**Written problem:**
Search the listing below for the string "content" and copy every line where it occurs.

---------- Records for the exercise ----------

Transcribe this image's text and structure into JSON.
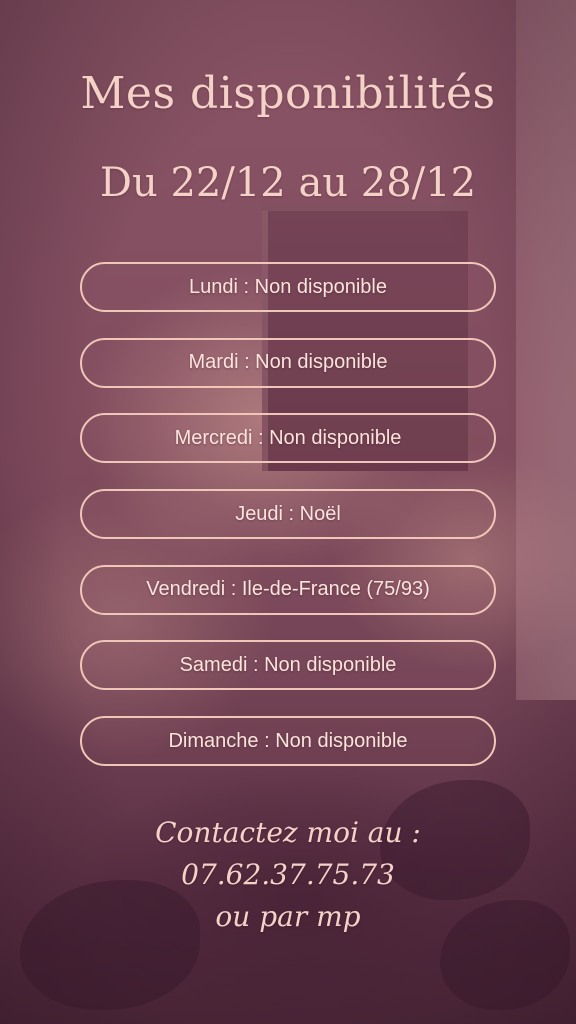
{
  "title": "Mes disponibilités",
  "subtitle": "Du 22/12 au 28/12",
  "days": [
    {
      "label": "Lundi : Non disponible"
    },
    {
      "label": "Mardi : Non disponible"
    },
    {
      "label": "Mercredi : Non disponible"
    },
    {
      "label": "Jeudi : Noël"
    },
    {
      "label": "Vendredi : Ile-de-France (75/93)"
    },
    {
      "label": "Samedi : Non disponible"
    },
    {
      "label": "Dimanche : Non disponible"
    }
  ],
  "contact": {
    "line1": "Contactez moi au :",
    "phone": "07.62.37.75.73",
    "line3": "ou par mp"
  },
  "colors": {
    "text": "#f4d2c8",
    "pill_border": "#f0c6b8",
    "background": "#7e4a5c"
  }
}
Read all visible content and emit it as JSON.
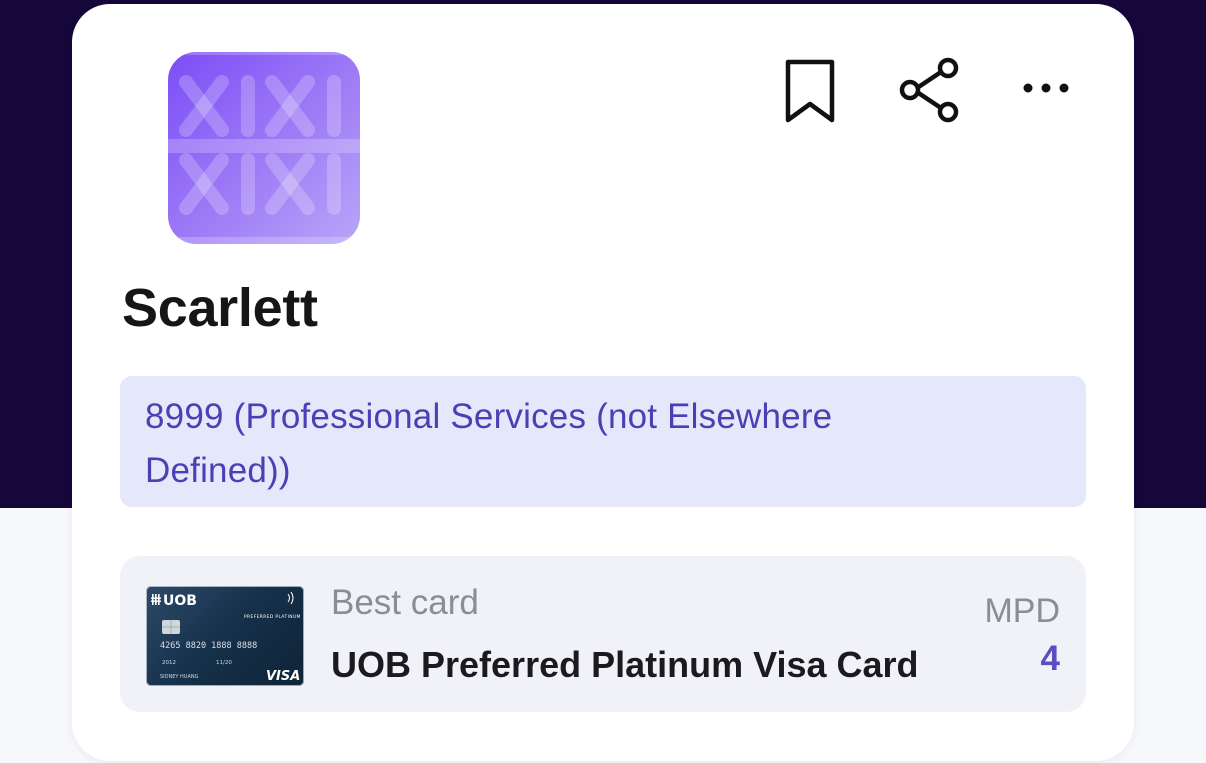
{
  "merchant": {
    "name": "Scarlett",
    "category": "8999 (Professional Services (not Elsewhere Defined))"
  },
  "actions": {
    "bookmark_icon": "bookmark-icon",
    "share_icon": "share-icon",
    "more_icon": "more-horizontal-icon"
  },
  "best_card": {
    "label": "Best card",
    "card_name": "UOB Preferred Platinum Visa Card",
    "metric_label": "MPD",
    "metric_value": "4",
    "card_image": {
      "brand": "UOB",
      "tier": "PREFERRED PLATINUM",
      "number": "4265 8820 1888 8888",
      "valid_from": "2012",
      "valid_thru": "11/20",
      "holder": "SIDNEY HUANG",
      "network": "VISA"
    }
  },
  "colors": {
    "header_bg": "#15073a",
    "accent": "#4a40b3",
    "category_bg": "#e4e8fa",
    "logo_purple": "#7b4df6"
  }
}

----------
---------- Records for the exercise ----------

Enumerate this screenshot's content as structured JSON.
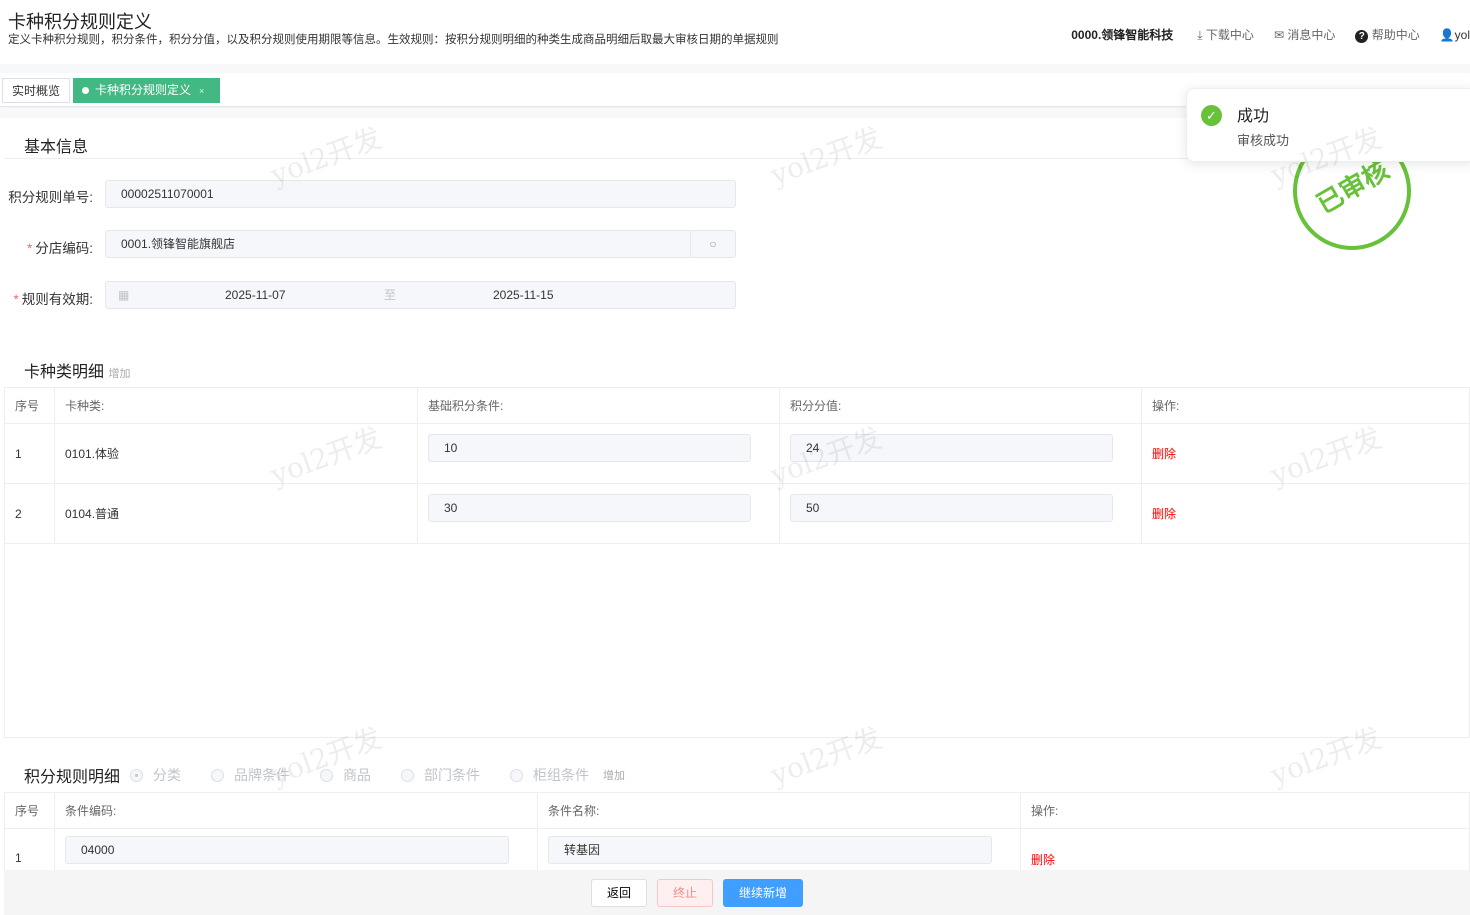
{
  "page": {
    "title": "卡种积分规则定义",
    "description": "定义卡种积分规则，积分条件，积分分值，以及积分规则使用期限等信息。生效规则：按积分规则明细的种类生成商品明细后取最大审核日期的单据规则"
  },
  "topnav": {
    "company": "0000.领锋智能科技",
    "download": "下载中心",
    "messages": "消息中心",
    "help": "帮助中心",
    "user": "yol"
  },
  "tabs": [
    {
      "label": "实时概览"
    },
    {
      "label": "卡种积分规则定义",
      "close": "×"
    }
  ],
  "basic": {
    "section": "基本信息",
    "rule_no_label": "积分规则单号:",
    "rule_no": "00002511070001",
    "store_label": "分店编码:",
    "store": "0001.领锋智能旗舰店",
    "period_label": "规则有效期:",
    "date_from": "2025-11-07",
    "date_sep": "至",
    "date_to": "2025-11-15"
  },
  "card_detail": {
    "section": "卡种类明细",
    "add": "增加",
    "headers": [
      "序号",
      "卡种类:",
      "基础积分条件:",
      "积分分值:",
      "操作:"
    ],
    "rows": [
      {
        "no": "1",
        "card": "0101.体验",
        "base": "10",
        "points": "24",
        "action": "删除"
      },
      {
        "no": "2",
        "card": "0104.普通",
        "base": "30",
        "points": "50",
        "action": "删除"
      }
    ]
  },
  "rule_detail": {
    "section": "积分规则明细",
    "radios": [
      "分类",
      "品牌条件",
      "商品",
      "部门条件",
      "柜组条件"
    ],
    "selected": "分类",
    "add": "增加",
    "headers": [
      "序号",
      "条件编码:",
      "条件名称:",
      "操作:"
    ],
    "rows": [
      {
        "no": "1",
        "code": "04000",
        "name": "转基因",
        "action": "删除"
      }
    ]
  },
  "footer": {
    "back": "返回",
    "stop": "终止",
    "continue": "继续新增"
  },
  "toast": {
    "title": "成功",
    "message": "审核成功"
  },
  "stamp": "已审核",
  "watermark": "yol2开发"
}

----------

**Task response:**
Read all visible content and emit it as JSON.
Enumerate this screenshot's content as structured JSON.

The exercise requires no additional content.